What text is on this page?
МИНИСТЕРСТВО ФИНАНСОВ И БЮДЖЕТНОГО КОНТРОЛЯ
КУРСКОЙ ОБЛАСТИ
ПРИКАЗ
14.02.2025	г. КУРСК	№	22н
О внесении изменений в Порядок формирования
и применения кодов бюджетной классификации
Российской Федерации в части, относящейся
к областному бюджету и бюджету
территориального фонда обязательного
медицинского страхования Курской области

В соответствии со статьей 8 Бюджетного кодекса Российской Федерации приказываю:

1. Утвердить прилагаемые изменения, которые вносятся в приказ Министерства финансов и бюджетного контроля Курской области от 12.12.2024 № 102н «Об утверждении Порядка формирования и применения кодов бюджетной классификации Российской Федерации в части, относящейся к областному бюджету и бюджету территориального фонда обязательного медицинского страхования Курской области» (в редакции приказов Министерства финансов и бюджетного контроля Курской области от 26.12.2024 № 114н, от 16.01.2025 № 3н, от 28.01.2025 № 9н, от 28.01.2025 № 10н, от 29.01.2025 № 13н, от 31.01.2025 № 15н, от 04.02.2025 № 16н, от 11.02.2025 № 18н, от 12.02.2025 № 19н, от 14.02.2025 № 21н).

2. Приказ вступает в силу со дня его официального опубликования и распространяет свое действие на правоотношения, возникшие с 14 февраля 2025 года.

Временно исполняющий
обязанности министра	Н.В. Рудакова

EXERCISE DIRECTIONS: Every entry should be output exactly as written, please.

RESPONSE FOR THIS EXERCISE:
What text is on this page?
МИНИСТЕРСТВО ФИНАНСОВ И БЮДЖЕТНОГО КОНТРОЛЯ
КУРСКОЙ ОБЛАСТИ
ПРИКАЗ
14.02.2025	г. КУРСК	№	22н
О внесении изменений в Порядок формирования
и применения кодов бюджетной классификации
Российской Федерации в части, относящейся
к областному бюджету и бюджету
территориального фонда обязательного
медицинского страхования Курской области

В соответствии со статьей 8 Бюджетного кодекса Российской Федерации приказываю:

1. Утвердить прилагаемые изменения, которые вносятся в приказ Министерства финансов и бюджетного контроля Курской области от 12.12.2024 № 102н «Об утверждении Порядка формирования и применения кодов бюджетной классификации Российской Федерации в части, относящейся к областному бюджету и бюджету территориального фонда обязательного медицинского страхования Курской области» (в редакции приказов Министерства финансов и бюджетного контроля Курской области от 26.12.2024 № 114н, от 16.01.2025 № 3н, от 28.01.2025 № 9н, от 28.01.2025 № 10н, от 29.01.2025 № 13н, от 31.01.2025 № 15н, от 04.02.2025 № 16н, от 11.02.2025 № 18н, от 12.02.2025 № 19н, от 14.02.2025 № 21н).

2. Приказ вступает в силу со дня его официального опубликования и распространяет свое действие на правоотношения, возникшие с 14 февраля 2025 года.

Временно исполняющий
обязанности министра	Н.В. Рудакова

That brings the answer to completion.